What is required ::
Would you write out the entries below, every one of them, exactly?

======== Information given ========

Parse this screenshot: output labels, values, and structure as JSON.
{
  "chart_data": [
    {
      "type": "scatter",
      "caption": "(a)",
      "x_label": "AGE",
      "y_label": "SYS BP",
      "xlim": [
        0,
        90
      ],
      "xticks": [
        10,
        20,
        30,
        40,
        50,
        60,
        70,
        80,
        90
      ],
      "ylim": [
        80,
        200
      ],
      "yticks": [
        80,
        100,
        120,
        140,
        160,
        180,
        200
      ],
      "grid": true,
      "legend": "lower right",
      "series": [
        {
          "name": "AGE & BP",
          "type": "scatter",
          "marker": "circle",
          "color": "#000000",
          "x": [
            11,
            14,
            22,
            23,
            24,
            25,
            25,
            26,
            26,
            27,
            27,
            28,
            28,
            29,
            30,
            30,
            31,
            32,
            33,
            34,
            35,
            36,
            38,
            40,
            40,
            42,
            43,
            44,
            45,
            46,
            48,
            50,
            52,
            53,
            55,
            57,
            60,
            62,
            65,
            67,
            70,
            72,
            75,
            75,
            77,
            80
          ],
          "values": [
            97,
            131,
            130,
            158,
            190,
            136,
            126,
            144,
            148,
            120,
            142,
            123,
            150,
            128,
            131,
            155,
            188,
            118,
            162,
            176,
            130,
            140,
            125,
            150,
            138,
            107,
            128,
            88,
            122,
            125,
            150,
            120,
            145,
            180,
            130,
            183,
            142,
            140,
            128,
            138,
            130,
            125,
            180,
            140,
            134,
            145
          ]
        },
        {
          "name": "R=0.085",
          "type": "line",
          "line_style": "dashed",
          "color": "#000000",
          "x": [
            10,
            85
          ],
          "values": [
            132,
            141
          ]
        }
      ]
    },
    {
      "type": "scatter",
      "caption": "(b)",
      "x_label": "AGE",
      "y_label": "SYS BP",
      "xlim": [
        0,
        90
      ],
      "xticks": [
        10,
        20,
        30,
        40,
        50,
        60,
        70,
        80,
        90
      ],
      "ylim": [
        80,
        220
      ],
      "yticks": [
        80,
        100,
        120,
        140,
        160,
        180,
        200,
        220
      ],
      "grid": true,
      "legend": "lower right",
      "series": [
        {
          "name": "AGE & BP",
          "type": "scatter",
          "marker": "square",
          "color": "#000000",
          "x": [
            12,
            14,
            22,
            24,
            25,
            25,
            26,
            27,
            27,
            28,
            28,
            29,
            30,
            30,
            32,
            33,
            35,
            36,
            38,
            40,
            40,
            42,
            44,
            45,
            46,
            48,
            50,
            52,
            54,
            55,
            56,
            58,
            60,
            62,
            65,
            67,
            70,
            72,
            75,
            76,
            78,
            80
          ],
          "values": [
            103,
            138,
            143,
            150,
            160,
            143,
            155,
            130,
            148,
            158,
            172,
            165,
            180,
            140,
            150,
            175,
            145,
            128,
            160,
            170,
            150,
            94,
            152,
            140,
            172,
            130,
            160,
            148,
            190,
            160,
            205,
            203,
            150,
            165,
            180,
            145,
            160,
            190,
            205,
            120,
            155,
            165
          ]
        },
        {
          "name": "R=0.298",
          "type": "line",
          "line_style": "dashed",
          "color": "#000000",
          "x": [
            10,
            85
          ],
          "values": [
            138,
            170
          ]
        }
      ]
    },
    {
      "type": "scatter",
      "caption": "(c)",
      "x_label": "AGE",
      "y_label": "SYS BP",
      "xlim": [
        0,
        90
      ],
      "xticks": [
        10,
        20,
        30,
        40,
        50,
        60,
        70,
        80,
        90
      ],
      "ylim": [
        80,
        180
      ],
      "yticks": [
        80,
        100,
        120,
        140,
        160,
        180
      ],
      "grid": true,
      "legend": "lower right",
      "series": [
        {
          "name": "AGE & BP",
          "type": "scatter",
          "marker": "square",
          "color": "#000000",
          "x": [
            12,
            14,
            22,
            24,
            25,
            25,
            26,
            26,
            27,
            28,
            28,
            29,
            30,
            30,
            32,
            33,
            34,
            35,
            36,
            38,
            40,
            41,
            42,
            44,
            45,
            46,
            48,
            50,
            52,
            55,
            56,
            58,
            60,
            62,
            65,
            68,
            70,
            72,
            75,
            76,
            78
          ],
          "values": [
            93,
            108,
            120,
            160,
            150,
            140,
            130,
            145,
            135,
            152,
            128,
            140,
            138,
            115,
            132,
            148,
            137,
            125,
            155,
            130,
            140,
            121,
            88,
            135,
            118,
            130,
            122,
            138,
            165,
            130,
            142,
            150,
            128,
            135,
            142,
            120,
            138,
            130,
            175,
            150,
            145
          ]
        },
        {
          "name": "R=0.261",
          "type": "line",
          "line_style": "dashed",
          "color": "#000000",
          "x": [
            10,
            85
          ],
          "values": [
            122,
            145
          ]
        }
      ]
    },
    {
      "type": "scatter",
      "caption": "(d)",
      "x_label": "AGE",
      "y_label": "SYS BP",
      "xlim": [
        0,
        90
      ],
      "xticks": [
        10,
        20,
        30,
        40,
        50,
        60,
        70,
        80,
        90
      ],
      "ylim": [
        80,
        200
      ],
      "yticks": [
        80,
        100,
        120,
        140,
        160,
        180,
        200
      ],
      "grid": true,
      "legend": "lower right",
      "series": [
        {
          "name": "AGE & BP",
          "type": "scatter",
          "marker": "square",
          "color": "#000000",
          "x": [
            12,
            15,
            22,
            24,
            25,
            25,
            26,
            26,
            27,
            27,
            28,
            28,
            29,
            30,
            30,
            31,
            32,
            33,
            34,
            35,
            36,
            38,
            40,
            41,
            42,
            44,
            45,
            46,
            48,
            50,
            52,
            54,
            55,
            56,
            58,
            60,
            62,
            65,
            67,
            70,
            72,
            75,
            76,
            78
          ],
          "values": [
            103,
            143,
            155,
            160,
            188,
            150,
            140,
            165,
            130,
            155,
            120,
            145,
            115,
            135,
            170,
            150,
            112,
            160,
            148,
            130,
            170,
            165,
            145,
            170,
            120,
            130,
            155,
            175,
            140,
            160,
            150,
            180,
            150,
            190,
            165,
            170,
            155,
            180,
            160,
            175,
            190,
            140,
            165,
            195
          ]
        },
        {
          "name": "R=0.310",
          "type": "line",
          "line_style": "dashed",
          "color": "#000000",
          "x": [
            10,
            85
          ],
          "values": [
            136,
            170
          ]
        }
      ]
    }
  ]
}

========

Result of the task ::
Parse this screenshot: output labels, values, and structure as JSON.
{
  "chart_data": [
    {
      "type": "scatter",
      "caption": "(a)",
      "x_label": "AGE",
      "y_label": "SYS BP",
      "xlim": [
        0,
        90
      ],
      "xticks": [
        10,
        20,
        30,
        40,
        50,
        60,
        70,
        80,
        90
      ],
      "ylim": [
        80,
        200
      ],
      "yticks": [
        80,
        100,
        120,
        140,
        160,
        180,
        200
      ],
      "grid": true,
      "legend": "lower right",
      "series": [
        {
          "name": "AGE & BP",
          "type": "scatter",
          "marker": "circle",
          "color": "#000000",
          "x": [
            11,
            14,
            22,
            23,
            24,
            25,
            25,
            26,
            26,
            27,
            27,
            28,
            28,
            29,
            30,
            30,
            31,
            32,
            33,
            34,
            35,
            36,
            38,
            40,
            40,
            42,
            43,
            44,
            45,
            46,
            48,
            50,
            52,
            53,
            55,
            57,
            60,
            62,
            65,
            67,
            70,
            72,
            75,
            75,
            77,
            80
          ],
          "values": [
            97,
            131,
            130,
            158,
            190,
            136,
            126,
            144,
            148,
            120,
            142,
            123,
            150,
            128,
            131,
            155,
            188,
            118,
            162,
            176,
            130,
            140,
            125,
            150,
            138,
            107,
            128,
            88,
            122,
            125,
            150,
            120,
            145,
            180,
            130,
            183,
            142,
            140,
            128,
            138,
            130,
            125,
            180,
            140,
            134,
            145
          ]
        },
        {
          "name": "R=0.085",
          "type": "line",
          "line_style": "dashed",
          "color": "#000000",
          "x": [
            10,
            85
          ],
          "values": [
            132,
            141
          ]
        }
      ]
    },
    {
      "type": "scatter",
      "caption": "(b)",
      "x_label": "AGE",
      "y_label": "SYS BP",
      "xlim": [
        0,
        90
      ],
      "xticks": [
        10,
        20,
        30,
        40,
        50,
        60,
        70,
        80,
        90
      ],
      "ylim": [
        80,
        220
      ],
      "yticks": [
        80,
        100,
        120,
        140,
        160,
        180,
        200,
        220
      ],
      "grid": true,
      "legend": "lower right",
      "series": [
        {
          "name": "AGE & BP",
          "type": "scatter",
          "marker": "square",
          "color": "#000000",
          "x": [
            12,
            14,
            22,
            24,
            25,
            25,
            26,
            27,
            27,
            28,
            28,
            29,
            30,
            30,
            32,
            33,
            35,
            36,
            38,
            40,
            40,
            42,
            44,
            45,
            46,
            48,
            50,
            52,
            54,
            55,
            56,
            58,
            60,
            62,
            65,
            67,
            70,
            72,
            75,
            76,
            78,
            80
          ],
          "values": [
            103,
            138,
            143,
            150,
            160,
            143,
            155,
            130,
            148,
            158,
            172,
            165,
            180,
            140,
            150,
            175,
            145,
            128,
            160,
            170,
            150,
            94,
            152,
            140,
            172,
            130,
            160,
            148,
            190,
            160,
            205,
            203,
            150,
            165,
            180,
            145,
            160,
            190,
            205,
            120,
            155,
            165
          ]
        },
        {
          "name": "R=0.298",
          "type": "line",
          "line_style": "dashed",
          "color": "#000000",
          "x": [
            10,
            85
          ],
          "values": [
            138,
            170
          ]
        }
      ]
    },
    {
      "type": "scatter",
      "caption": "(c)",
      "x_label": "AGE",
      "y_label": "SYS BP",
      "xlim": [
        0,
        90
      ],
      "xticks": [
        10,
        20,
        30,
        40,
        50,
        60,
        70,
        80,
        90
      ],
      "ylim": [
        80,
        180
      ],
      "yticks": [
        80,
        100,
        120,
        140,
        160,
        180
      ],
      "grid": true,
      "legend": "lower right",
      "series": [
        {
          "name": "AGE & BP",
          "type": "scatter",
          "marker": "square",
          "color": "#000000",
          "x": [
            12,
            14,
            22,
            24,
            25,
            25,
            26,
            26,
            27,
            28,
            28,
            29,
            30,
            30,
            32,
            33,
            34,
            35,
            36,
            38,
            40,
            41,
            42,
            44,
            45,
            46,
            48,
            50,
            52,
            55,
            56,
            58,
            60,
            62,
            65,
            68,
            70,
            72,
            75,
            76,
            78
          ],
          "values": [
            93,
            108,
            120,
            160,
            150,
            140,
            130,
            145,
            135,
            152,
            128,
            140,
            138,
            115,
            132,
            148,
            137,
            125,
            155,
            130,
            140,
            121,
            88,
            135,
            118,
            130,
            122,
            138,
            165,
            130,
            142,
            150,
            128,
            135,
            142,
            120,
            138,
            130,
            175,
            150,
            145
          ]
        },
        {
          "name": "R=0.261",
          "type": "line",
          "line_style": "dashed",
          "color": "#000000",
          "x": [
            10,
            85
          ],
          "values": [
            122,
            145
          ]
        }
      ]
    },
    {
      "type": "scatter",
      "caption": "(d)",
      "x_label": "AGE",
      "y_label": "SYS BP",
      "xlim": [
        0,
        90
      ],
      "xticks": [
        10,
        20,
        30,
        40,
        50,
        60,
        70,
        80,
        90
      ],
      "ylim": [
        80,
        200
      ],
      "yticks": [
        80,
        100,
        120,
        140,
        160,
        180,
        200
      ],
      "grid": true,
      "legend": "lower right",
      "series": [
        {
          "name": "AGE & BP",
          "type": "scatter",
          "marker": "square",
          "color": "#000000",
          "x": [
            12,
            15,
            22,
            24,
            25,
            25,
            26,
            26,
            27,
            27,
            28,
            28,
            29,
            30,
            30,
            31,
            32,
            33,
            34,
            35,
            36,
            38,
            40,
            41,
            42,
            44,
            45,
            46,
            48,
            50,
            52,
            54,
            55,
            56,
            58,
            60,
            62,
            65,
            67,
            70,
            72,
            75,
            76,
            78
          ],
          "values": [
            103,
            143,
            155,
            160,
            188,
            150,
            140,
            165,
            130,
            155,
            120,
            145,
            115,
            135,
            170,
            150,
            112,
            160,
            148,
            130,
            170,
            165,
            145,
            170,
            120,
            130,
            155,
            175,
            140,
            160,
            150,
            180,
            150,
            190,
            165,
            170,
            155,
            180,
            160,
            175,
            190,
            140,
            165,
            195
          ]
        },
        {
          "name": "R=0.310",
          "type": "line",
          "line_style": "dashed",
          "color": "#000000",
          "x": [
            10,
            85
          ],
          "values": [
            136,
            170
          ]
        }
      ]
    }
  ]
}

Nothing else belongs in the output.